━━ Exercise data
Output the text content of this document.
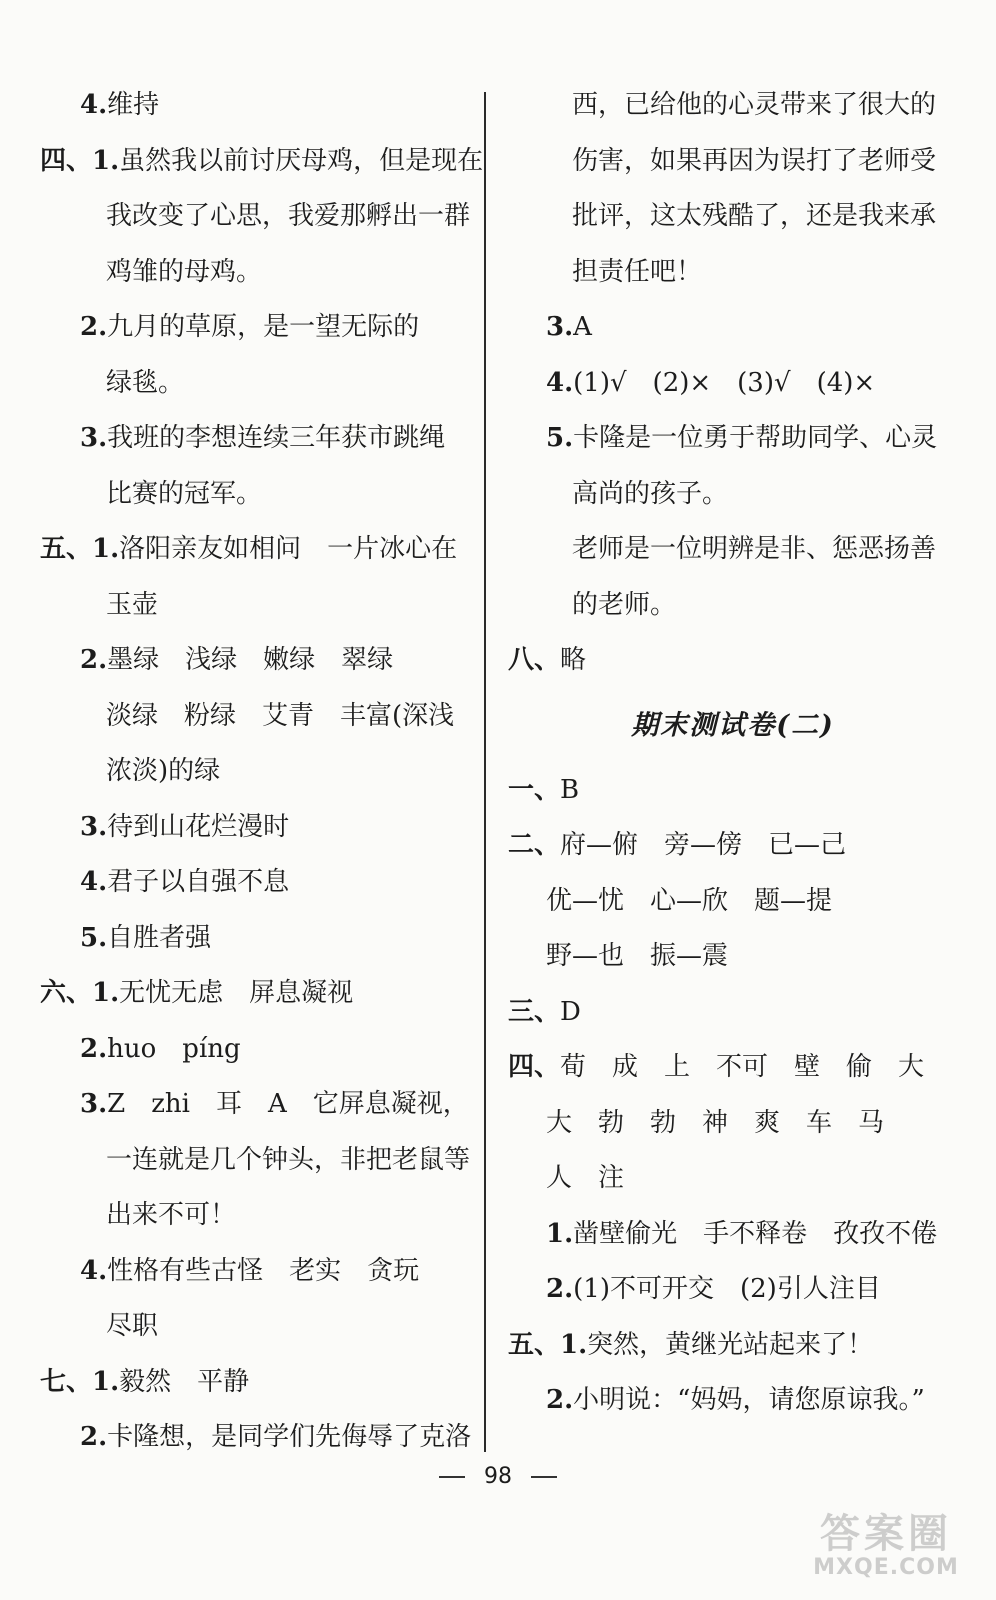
4. 维持
四、1. 虽然我以前讨厌母鸡，但是现在
我改变了心思，我爱那孵出一群
鸡雏的母鸡。
2. 九月的草原，是一望无际的
绿毯。
3. 我班的李想连续三年获市跳绳
比赛的冠军。
五、1. 洛阳亲友如相问　一片冰心在
玉壶
2. 墨绿　浅绿　嫩绿　翠绿
淡绿　粉绿　艾青　丰富(深浅
浓淡)的绿
3. 待到山花烂漫时
4. 君子以自强不息
5. 自胜者强
六、1. 无忧无虑　屏息凝视
2. huo　píng
3. Z　zhi　耳　A　它屏息凝视，
一连就是几个钟头，非把老鼠等
出来不可！
4. 性格有些古怪　老实　贪玩
尽职
七、1. 毅然　平静
2. 卡隆想，是同学们先侮辱了克洛
西，已给他的心灵带来了很大的
伤害，如果再因为误打了老师受
批评，这太残酷了，还是我来承
担责任吧！
3. A
4. (1)√　(2)×　(3)√　(4)×
5. 卡隆是一位勇于帮助同学、心灵
高尚的孩子。
老师是一位明辨是非、惩恶扬善
的老师。
八、 略
期末测试卷(二)
一、 B
二、 府—俯　旁—傍　已—己
优—忧　心—欣　题—提
野—也　振—震
三、 D
四、 荀　成　上　不可　壁　偷　大
大　勃　勃　神　爽　车　马
人　注
1. 凿壁偷光　手不释卷　孜孜不倦
2. (1)不可开交　(2)引人注目
五、1. 突然，黄继光站起来了！
2. 小明说：“妈妈，请您原谅我。”
98
答案圈
MXQE.COM
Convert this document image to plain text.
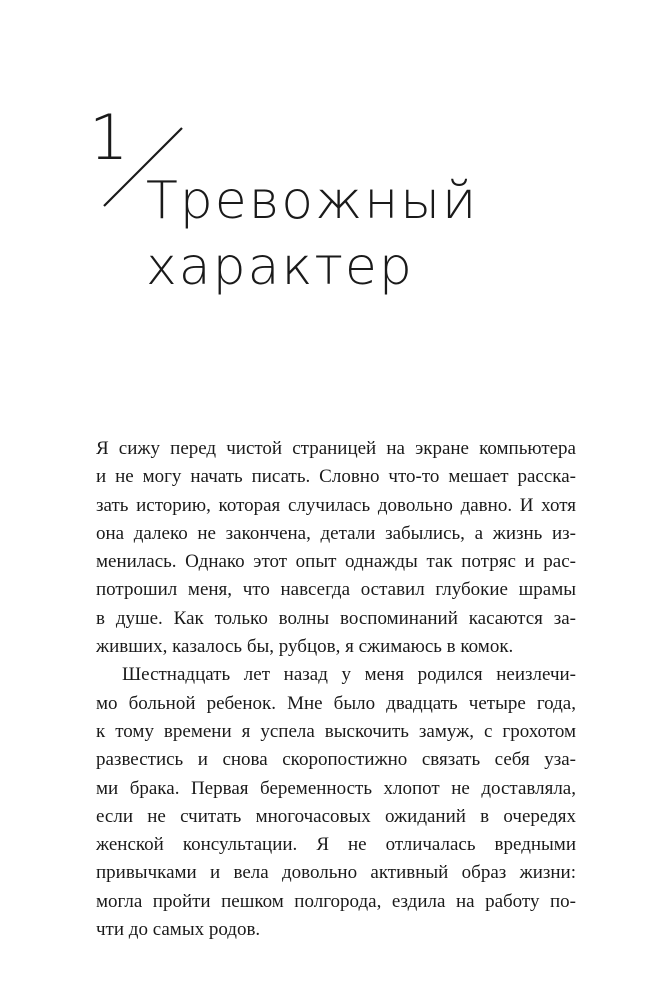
1
Тревожный
характер
Я сижу перед чистой страницей на экране компьютера
и не могу начать писать. Словно что-то мешает расска-
зать историю, которая случилась довольно давно. И хотя
она далеко не закончена, детали забылись, а жизнь из-
менилась. Однако этот опыт однажды так потряс и рас-
потрошил меня, что навсегда оставил глубокие шрамы
в душе. Как только волны воспоминаний касаются за-
живших, казалось бы, рубцов, я сжимаюсь в комок.
Шестнадцать лет назад у меня родился неизлечи-
мо больной ребенок. Мне было двадцать четыре года,
к тому времени я успела выскочить замуж, с грохотом
развестись и снова скоропостижно связать себя уза-
ми брака. Первая беременность хлопот не доставляла,
если не считать многочасовых ожиданий в очередях
женской консультации. Я не отличалась вредными
привычками и вела довольно активный образ жизни:
могла пройти пешком полгорода, ездила на работу по-
чти до самых родов.
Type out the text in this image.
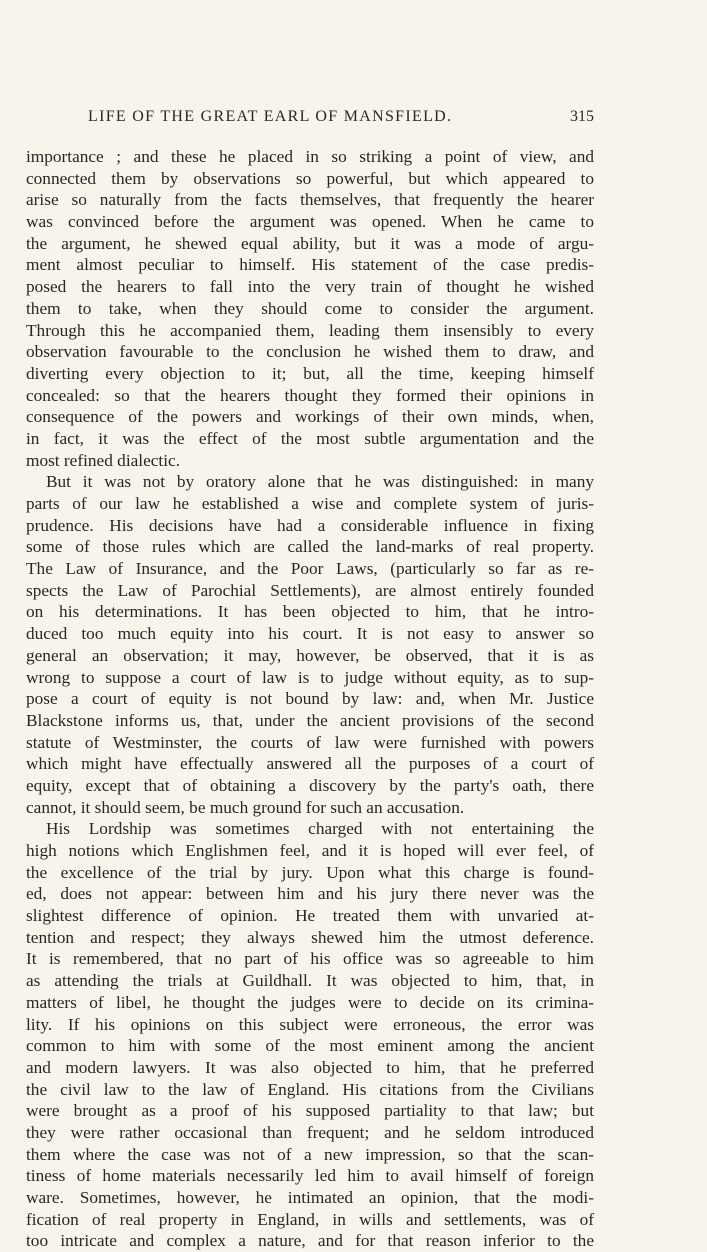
LIFE OF THE GREAT EARL OF MANSFIELD.	315
importance ; and these he placed in so striking a point of view, and
connected them by observations so powerful, but which appeared to
arise so naturally from the facts themselves, that frequently the hearer
was convinced before the argument was opened. When he came to
the argument, he shewed equal ability, but it was a mode of argu-
ment almost peculiar to himself. His statement of the case predis-
posed the hearers to fall into the very train of thought he wished
them to take, when they should come to consider the argument.
Through this he accompanied them, leading them insensibly to every
observation favourable to the conclusion he wished them to draw, and
diverting every objection to it; but, all the time, keeping himself
concealed: so that the hearers thought they formed their opinions in
consequence of the powers and workings of their own minds, when,
in fact, it was the effect of the most subtle argumentation and the
most refined dialectic.
But it was not by oratory alone that he was distinguished: in many
parts of our law he established a wise and complete system of juris-
prudence. His decisions have had a considerable influence in fixing
some of those rules which are called the land-marks of real property.
The Law of Insurance, and the Poor Laws, (particularly so far as re-
spects the Law of Parochial Settlements), are almost entirely founded
on his determinations. It has been objected to him, that he intro-
duced too much equity into his court. It is not easy to answer so
general an observation; it may, however, be observed, that it is as
wrong to suppose a court of law is to judge without equity, as to sup-
pose a court of equity is not bound by law: and, when Mr. Justice
Blackstone informs us, that, under the ancient provisions of the second
statute of Westminster, the courts of law were furnished with powers
which might have effectually answered all the purposes of a court of
equity, except that of obtaining a discovery by the party's oath, there
cannot, it should seem, be much ground for such an accusation.
His Lordship was sometimes charged with not entertaining the
high notions which Englishmen feel, and it is hoped will ever feel, of
the excellence of the trial by jury. Upon what this charge is found-
ed, does not appear: between him and his jury there never was the
slightest difference of opinion. He treated them with unvaried at-
tention and respect; they always shewed him the utmost deference.
It is remembered, that no part of his office was so agreeable to him
as attending the trials at Guildhall. It was objected to him, that, in
matters of libel, he thought the judges were to decide on its crimina-
lity. If his opinions on this subject were erroneous, the error was
common to him with some of the most eminent among the ancient
and modern lawyers. It was also objected to him, that he preferred
the civil law to the law of England. His citations from the Civilians
were brought as a proof of his supposed partiality to that law; but
they were rather occasional than frequent; and he seldom introduced
them where the case was not of a new impression, so that the scan-
tiness of home materials necessarily led him to avail himself of foreign
ware. Sometimes, however, he intimated an opinion, that the modi-
fication of real property in England, in wills and settlements, was of
too intricate and complex a nature, and for that reason inferior to the
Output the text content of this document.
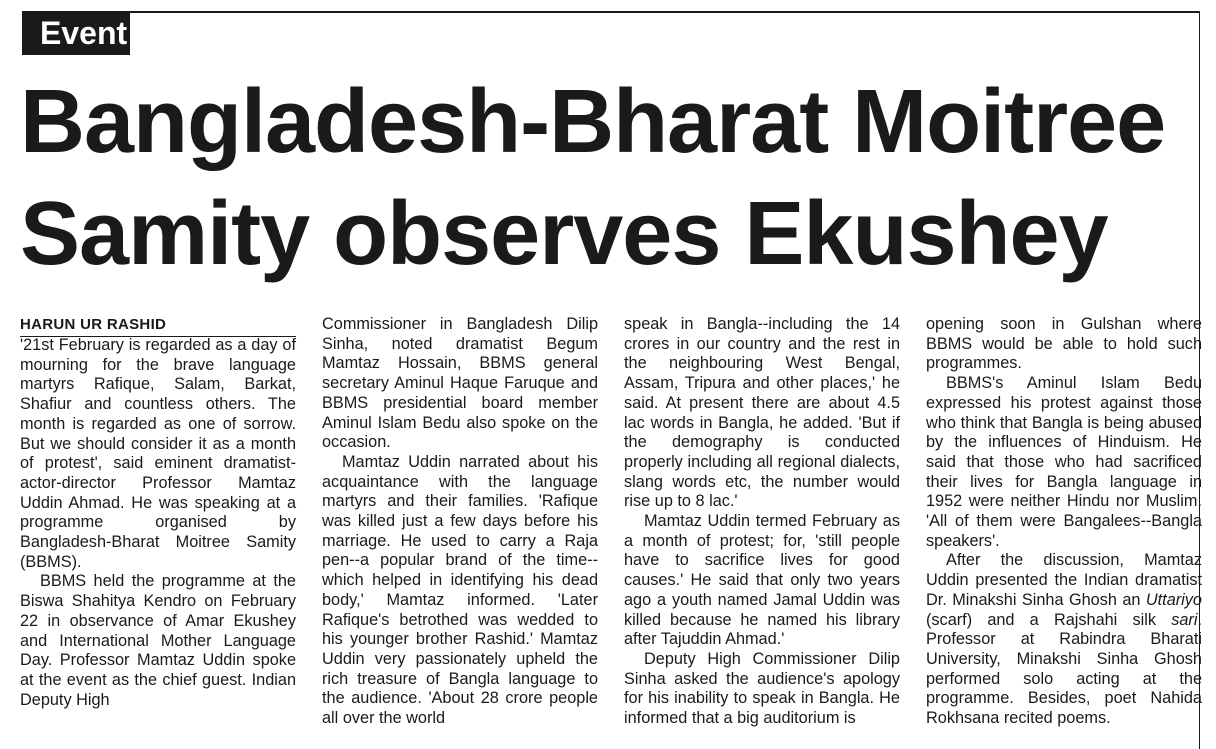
Event
Bangladesh-Bharat Moitree
Samity observes Ekushey
HARUN UR RASHID

'21st February is regarded as a day of mourning for the brave language martyrs Rafique, Salam, Barkat, Shafiur and countless others. The month is regarded as one of sorrow. But we should consider it as a month of protest', said eminent dramatist-actor-director Professor Mamtaz Uddin Ahmad. He was speaking at a programme organised by Bangladesh-Bharat Moitree Samity (BBMS).

BBMS held the programme at the Biswa Shahitya Kendro on February 22 in observance of Amar Ekushey and International Mother Language Day. Professor Mamtaz Uddin spoke at the event as the chief guest. Indian Deputy High

Commissioner in Bangladesh Dilip Sinha, noted dramatist Begum Mamtaz Hossain, BBMS general secretary Aminul Haque Faruque and BBMS presidential board member Aminul Islam Bedu also spoke on the occasion.

Mamtaz Uddin narrated about his acquaintance with the language martyrs and their families. 'Rafique was killed just a few days before his marriage. He used to carry a Raja pen--a popular brand of the time--which helped in identifying his dead body,' Mamtaz informed. 'Later Rafique's betrothed was wedded to his younger brother Rashid.' Mamtaz Uddin very passionately upheld the rich treasure of Bangla language to the audience. 'About 28 crore people all over the world

speak in Bangla--including the 14 crores in our country and the rest in the neighbouring West Bengal, Assam, Tripura and other places,' he said. At present there are about 4.5 lac words in Bangla, he added. 'But if the demography is conducted properly including all regional dialects, slang words etc, the number would rise up to 8 lac.'

Mamtaz Uddin termed February as a month of protest; for, 'still people have to sacrifice lives for good causes.' He said that only two years ago a youth named Jamal Uddin was killed because he named his library after Tajuddin Ahmad.'

Deputy High Commissioner Dilip Sinha asked the audience's apology for his inability to speak in Bangla. He informed that a big auditorium is

opening soon in Gulshan where BBMS would be able to hold such programmes.

BBMS's Aminul Islam Bedu expressed his protest against those who think that Bangla is being abused by the influences of Hinduism. He said that those who had sacrificed their lives for Bangla language in 1952 were neither Hindu nor Muslim. 'All of them were Bangalees--Bangla speakers'.

After the discussion, Mamtaz Uddin presented the Indian dramatist Dr. Minakshi Sinha Ghosh an Uttariyo (scarf) and a Rajshahi silk sari. Professor at Rabindra Bharati University, Minakshi Sinha Ghosh performed solo acting at the programme. Besides, poet Nahida Rokhsana recited poems.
━━━━
What the task asks
Copy all the lines of data exactly as they appear, dropping any images.

Task solution
Output the text content of this document.
4. 维持
四、1. 虽然我以前讨厌母鸡，但是现在
我改变了心思，我爱那孵出一群
鸡雏的母鸡。
2. 九月的草原，是一望无际的
绿毯。
3. 我班的李想连续三年获市跳绳
比赛的冠军。
五、1. 洛阳亲友如相问　一片冰心在
玉壶
2. 墨绿　浅绿　嫩绿　翠绿
淡绿　粉绿　艾青　丰富(深浅
浓淡)的绿
3. 待到山花烂漫时
4. 君子以自强不息
5. 自胜者强
六、1. 无忧无虑　屏息凝视
2. huo　píng
3. Z　zhi　耳　A　它屏息凝视，
一连就是几个钟头，非把老鼠等
出来不可！
4. 性格有些古怪　老实　贪玩
尽职
七、1. 毅然　平静
2. 卡隆想，是同学们先侮辱了克洛
西，已给他的心灵带来了很大的
伤害，如果再因为误打了老师受
批评，这太残酷了，还是我来承
担责任吧！
3. A
4. (1)√　(2)×　(3)√　(4)×
5. 卡隆是一位勇于帮助同学、心灵
高尚的孩子。
老师是一位明辨是非、惩恶扬善
的老师。
八、 略
期末测试卷(二)
一、 B
二、 府—俯　旁—傍　已—己
优—忧　心—欣　题—提
野—也　振—震
三、 D
四、 荀　成　上　不可　壁　偷　大
大　勃　勃　神　爽　车　马
人　注
1. 凿壁偷光　手不释卷　孜孜不倦
2. (1)不可开交　(2)引人注目
五、1. 突然，黄继光站起来了！
2. 小明说：“妈妈，请您原谅我。”
98
答案圈
MXQE.COM
Convert this document image to plain text.
1
Тревожный
характер
Я сижу перед чистой страницей на экране компьютера
и не могу начать писать. Словно что-то мешает расска-
зать историю, которая случилась довольно давно. И хотя
она далеко не закончена, детали забылись, а жизнь из-
менилась. Однако этот опыт однажды так потряс и рас-
потрошил меня, что навсегда оставил глубокие шрамы
в душе. Как только волны воспоминаний касаются за-
живших, казалось бы, рубцов, я сжимаюсь в комок.
Шестнадцать лет назад у меня родился неизлечи-
мо больной ребенок. Мне было двадцать четыре года,
к тому времени я успела выскочить замуж, с грохотом
развестись и снова скоропостижно связать себя уза-
ми брака. Первая беременность хлопот не доставляла,
если не считать многочасовых ожиданий в очередях
женской консультации. Я не отличалась вредными
привычками и вела довольно активный образ жизни:
могла пройти пешком полгорода, ездила на работу по-
чти до самых родов.
Type out the text in this image.
LIFE OF THE GREAT EARL OF MANSFIELD.	315
importance ; and these he placed in so striking a point of view, and
connected them by observations so powerful, but which appeared to
arise so naturally from the facts themselves, that frequently the hearer
was convinced before the argument was opened. When he came to
the argument, he shewed equal ability, but it was a mode of argu-
ment almost peculiar to himself. His statement of the case predis-
posed the hearers to fall into the very train of thought he wished
them to take, when they should come to consider the argument.
Through this he accompanied them, leading them insensibly to every
observation favourable to the conclusion he wished them to draw, and
diverting every objection to it; but, all the time, keeping himself
concealed: so that the hearers thought they formed their opinions in
consequence of the powers and workings of their own minds, when,
in fact, it was the effect of the most subtle argumentation and the
most refined dialectic.
But it was not by oratory alone that he was distinguished: in many
parts of our law he established a wise and complete system of juris-
prudence. His decisions have had a considerable influence in fixing
some of those rules which are called the land-marks of real property.
The Law of Insurance, and the Poor Laws, (particularly so far as re-
spects the Law of Parochial Settlements), are almost entirely founded
on his determinations. It has been objected to him, that he intro-
duced too much equity into his court. It is not easy to answer so
general an observation; it may, however, be observed, that it is as
wrong to suppose a court of law is to judge without equity, as to sup-
pose a court of equity is not bound by law: and, when Mr. Justice
Blackstone informs us, that, under the ancient provisions of the second
statute of Westminster, the courts of law were furnished with powers
which might have effectually answered all the purposes of a court of
equity, except that of obtaining a discovery by the party's oath, there
cannot, it should seem, be much ground for such an accusation.
His Lordship was sometimes charged with not entertaining the
high notions which Englishmen feel, and it is hoped will ever feel, of
the excellence of the trial by jury. Upon what this charge is found-
ed, does not appear: between him and his jury there never was the
slightest difference of opinion. He treated them with unvaried at-
tention and respect; they always shewed him the utmost deference.
It is remembered, that no part of his office was so agreeable to him
as attending the trials at Guildhall. It was objected to him, that, in
matters of libel, he thought the judges were to decide on its crimina-
lity. If his opinions on this subject were erroneous, the error was
common to him with some of the most eminent among the ancient
and modern lawyers. It was also objected to him, that he preferred
the civil law to the law of England. His citations from the Civilians
were brought as a proof of his supposed partiality to that law; but
they were rather occasional than frequent; and he seldom introduced
them where the case was not of a new impression, so that the scan-
tiness of home materials necessarily led him to avail himself of foreign
ware. Sometimes, however, he intimated an opinion, that the modi-
fication of real property in England, in wills and settlements, was of
too intricate and complex a nature, and for that reason inferior to the
Output the text content of this document.
Event
Bangladesh-Bharat Moitree
Samity observes Ekushey
HARUN UR RASHID

'21st February is regarded as a day of mourning for the brave language martyrs Rafique, Salam, Barkat, Shafiur and countless others. The month is regarded as one of sorrow. But we should consider it as a month of protest', said eminent dramatist-actor-director Professor Mamtaz Uddin Ahmad. He was speaking at a programme organised by Bangladesh-Bharat Moitree Samity (BBMS).

BBMS held the programme at the Biswa Shahitya Kendro on February 22 in observance of Amar Ekushey and International Mother Language Day. Professor Mamtaz Uddin spoke at the event as the chief guest. Indian Deputy High

Commissioner in Bangladesh Dilip Sinha, noted dramatist Begum Mamtaz Hossain, BBMS general secretary Aminul Haque Faruque and BBMS presidential board member Aminul Islam Bedu also spoke on the occasion.

Mamtaz Uddin narrated about his acquaintance with the language martyrs and their families. 'Rafique was killed just a few days before his marriage. He used to carry a Raja pen--a popular brand of the time--which helped in identifying his dead body,' Mamtaz informed. 'Later Rafique's betrothed was wedded to his younger brother Rashid.' Mamtaz Uddin very passionately upheld the rich treasure of Bangla language to the audience. 'About 28 crore people all over the world

speak in Bangla--including the 14 crores in our country and the rest in the neighbouring West Bengal, Assam, Tripura and other places,' he said. At present there are about 4.5 lac words in Bangla, he added. 'But if the demography is conducted properly including all regional dialects, slang words etc, the number would rise up to 8 lac.'

Mamtaz Uddin termed February as a month of protest; for, 'still people have to sacrifice lives for good causes.' He said that only two years ago a youth named Jamal Uddin was killed because he named his library after Tajuddin Ahmad.'

Deputy High Commissioner Dilip Sinha asked the audience's apology for his inability to speak in Bangla. He informed that a big auditorium is

opening soon in Gulshan where BBMS would be able to hold such programmes.

BBMS's Aminul Islam Bedu expressed his protest against those who think that Bangla is being abused by the influences of Hinduism. He said that those who had sacrificed their lives for Bangla language in 1952 were neither Hindu nor Muslim. 'All of them were Bangalees--Bangla speakers'.

After the discussion, Mamtaz Uddin presented the Indian dramatist Dr. Minakshi Sinha Ghosh an Uttariyo (scarf) and a Rajshahi silk sari. Professor at Rabindra Bharati University, Minakshi Sinha Ghosh performed solo acting at the programme. Besides, poet Nahida Rokhsana recited poems.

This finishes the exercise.